===== Excerpted data

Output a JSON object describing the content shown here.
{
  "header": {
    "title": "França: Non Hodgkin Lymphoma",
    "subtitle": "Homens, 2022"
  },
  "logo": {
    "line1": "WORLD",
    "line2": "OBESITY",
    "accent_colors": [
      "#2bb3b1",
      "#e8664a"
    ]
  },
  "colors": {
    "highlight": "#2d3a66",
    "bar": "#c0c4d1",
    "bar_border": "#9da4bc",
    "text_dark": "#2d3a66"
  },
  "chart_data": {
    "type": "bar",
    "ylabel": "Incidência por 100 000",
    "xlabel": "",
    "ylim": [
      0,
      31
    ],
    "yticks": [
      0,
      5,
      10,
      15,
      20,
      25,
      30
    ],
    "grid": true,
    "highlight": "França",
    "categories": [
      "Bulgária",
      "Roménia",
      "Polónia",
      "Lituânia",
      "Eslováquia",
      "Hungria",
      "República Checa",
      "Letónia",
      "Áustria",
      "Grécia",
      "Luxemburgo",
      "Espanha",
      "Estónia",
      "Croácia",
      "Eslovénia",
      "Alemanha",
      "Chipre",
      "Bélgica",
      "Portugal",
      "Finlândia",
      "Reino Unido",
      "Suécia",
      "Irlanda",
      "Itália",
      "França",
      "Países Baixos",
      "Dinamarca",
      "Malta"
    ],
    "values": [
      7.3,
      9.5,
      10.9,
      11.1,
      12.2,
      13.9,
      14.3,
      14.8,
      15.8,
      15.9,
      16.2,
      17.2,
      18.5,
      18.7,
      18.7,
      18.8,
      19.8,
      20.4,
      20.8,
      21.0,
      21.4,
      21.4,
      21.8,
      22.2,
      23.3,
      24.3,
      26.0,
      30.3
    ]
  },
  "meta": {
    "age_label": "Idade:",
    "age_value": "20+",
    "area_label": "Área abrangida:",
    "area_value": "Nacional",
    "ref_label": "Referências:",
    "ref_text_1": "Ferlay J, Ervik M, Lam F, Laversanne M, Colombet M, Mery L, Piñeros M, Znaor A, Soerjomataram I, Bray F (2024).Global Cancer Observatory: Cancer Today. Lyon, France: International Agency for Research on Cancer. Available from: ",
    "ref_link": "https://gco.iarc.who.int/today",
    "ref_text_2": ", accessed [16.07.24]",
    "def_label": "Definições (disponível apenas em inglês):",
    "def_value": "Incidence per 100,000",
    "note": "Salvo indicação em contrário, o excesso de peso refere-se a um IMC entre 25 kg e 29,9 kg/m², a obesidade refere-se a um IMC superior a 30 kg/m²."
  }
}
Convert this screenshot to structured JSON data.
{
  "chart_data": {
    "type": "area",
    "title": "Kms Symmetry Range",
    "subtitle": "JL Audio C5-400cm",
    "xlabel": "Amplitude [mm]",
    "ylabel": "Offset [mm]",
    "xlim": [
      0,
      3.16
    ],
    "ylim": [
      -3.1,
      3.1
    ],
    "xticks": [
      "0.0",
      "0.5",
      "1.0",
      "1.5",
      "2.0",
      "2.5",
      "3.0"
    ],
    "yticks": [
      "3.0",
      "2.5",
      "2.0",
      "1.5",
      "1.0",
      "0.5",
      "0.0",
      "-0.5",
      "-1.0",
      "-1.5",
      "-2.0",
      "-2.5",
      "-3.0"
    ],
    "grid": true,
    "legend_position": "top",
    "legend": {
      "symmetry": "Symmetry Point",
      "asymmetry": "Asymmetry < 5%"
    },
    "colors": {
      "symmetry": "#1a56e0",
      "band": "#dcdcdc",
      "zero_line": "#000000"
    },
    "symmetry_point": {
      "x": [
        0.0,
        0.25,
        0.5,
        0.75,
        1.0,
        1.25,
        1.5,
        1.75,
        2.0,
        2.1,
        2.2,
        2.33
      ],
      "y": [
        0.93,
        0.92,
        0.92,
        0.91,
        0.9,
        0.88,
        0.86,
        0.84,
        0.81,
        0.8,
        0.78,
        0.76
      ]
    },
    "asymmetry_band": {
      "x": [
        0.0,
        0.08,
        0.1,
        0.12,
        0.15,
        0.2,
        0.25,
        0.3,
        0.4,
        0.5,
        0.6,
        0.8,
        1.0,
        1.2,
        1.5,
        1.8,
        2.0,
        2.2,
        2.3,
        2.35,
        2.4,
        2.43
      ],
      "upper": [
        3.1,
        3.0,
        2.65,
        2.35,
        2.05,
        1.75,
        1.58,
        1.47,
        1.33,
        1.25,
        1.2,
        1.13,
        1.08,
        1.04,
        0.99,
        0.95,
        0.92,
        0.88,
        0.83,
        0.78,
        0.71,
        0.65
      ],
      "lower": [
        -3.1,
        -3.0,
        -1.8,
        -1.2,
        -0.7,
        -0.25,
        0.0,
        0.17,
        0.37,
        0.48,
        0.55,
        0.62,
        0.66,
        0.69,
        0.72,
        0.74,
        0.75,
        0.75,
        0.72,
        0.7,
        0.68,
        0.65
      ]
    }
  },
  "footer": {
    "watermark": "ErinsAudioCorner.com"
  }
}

==========

● **Goal**
Tally the lines in the listing that hold "França" and report the number alone.

● **Output below**
3